- Written task
Copy the lines of data below word for word, starting at the line containing "candlestick xyxy=(294,54,297,82)" and ending at the line containing "candlestick xyxy=(154,183,157,198)", both included.
-- start of Supplied information --
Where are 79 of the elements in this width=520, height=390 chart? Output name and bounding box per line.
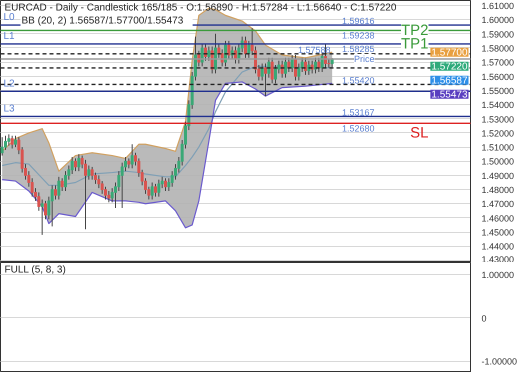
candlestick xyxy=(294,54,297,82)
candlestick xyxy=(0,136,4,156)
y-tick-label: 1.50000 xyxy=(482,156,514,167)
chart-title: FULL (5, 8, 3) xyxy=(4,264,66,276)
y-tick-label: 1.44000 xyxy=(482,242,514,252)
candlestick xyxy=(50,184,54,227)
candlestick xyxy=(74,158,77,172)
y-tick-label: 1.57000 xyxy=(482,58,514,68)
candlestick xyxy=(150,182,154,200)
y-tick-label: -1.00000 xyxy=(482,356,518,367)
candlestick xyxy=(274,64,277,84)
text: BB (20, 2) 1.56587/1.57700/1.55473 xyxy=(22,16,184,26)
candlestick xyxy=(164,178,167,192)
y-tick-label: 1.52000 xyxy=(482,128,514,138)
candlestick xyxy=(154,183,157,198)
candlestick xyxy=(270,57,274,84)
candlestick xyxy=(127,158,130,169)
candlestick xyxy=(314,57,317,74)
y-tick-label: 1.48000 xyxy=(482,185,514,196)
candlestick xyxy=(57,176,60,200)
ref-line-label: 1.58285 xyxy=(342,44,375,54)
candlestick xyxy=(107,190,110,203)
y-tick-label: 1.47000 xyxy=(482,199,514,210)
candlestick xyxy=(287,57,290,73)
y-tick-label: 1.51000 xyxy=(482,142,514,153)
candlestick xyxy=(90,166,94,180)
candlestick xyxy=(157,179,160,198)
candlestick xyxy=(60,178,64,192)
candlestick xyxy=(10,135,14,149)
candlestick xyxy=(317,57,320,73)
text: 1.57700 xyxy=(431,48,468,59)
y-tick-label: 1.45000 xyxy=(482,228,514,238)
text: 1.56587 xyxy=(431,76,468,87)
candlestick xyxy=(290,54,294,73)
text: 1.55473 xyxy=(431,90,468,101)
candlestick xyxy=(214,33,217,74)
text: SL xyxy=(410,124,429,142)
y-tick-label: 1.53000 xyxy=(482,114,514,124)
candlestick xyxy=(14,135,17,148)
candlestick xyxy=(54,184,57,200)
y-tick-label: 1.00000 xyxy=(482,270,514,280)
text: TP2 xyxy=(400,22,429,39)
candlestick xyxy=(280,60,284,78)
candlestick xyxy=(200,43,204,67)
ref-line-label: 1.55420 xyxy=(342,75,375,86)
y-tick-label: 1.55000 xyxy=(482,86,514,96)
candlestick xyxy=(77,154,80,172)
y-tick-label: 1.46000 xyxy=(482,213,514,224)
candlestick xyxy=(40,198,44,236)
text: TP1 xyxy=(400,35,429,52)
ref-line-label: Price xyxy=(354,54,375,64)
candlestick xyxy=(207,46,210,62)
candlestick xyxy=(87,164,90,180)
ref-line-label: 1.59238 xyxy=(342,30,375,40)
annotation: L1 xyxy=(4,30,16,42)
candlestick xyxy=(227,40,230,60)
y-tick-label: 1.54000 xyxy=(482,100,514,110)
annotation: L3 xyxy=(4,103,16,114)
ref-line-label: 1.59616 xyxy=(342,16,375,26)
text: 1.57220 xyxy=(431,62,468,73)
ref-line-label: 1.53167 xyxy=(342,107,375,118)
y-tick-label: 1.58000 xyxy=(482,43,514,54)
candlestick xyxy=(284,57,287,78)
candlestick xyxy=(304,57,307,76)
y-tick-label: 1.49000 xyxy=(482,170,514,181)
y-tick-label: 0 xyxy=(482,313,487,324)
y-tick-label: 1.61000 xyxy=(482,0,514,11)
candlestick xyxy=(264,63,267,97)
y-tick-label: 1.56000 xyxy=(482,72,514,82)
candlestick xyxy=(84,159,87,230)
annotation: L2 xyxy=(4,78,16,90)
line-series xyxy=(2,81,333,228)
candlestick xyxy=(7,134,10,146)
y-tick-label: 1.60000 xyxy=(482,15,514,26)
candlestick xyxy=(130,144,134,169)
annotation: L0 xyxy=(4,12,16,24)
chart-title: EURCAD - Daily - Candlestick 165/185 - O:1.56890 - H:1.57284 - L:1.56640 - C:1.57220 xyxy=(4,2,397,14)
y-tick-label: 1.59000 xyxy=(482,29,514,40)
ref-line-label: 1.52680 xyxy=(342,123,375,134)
-- end of Supplied information --
- The output
candlestick xyxy=(294,54,297,82)
candlestick xyxy=(0,136,4,156)
y-tick-label: 1.50000 xyxy=(482,156,514,167)
chart-title: FULL (5, 8, 3) xyxy=(4,264,66,276)
y-tick-label: 1.44000 xyxy=(482,242,514,252)
candlestick xyxy=(50,184,54,227)
candlestick xyxy=(74,158,77,172)
y-tick-label: 1.57000 xyxy=(482,58,514,68)
candlestick xyxy=(150,182,154,200)
y-tick-label: -1.00000 xyxy=(482,356,518,367)
candlestick xyxy=(274,64,277,84)
text: BB (20, 2) 1.56587/1.57700/1.55473 xyxy=(22,16,184,26)
candlestick xyxy=(164,178,167,192)
y-tick-label: 1.52000 xyxy=(482,128,514,138)
candlestick xyxy=(154,183,157,198)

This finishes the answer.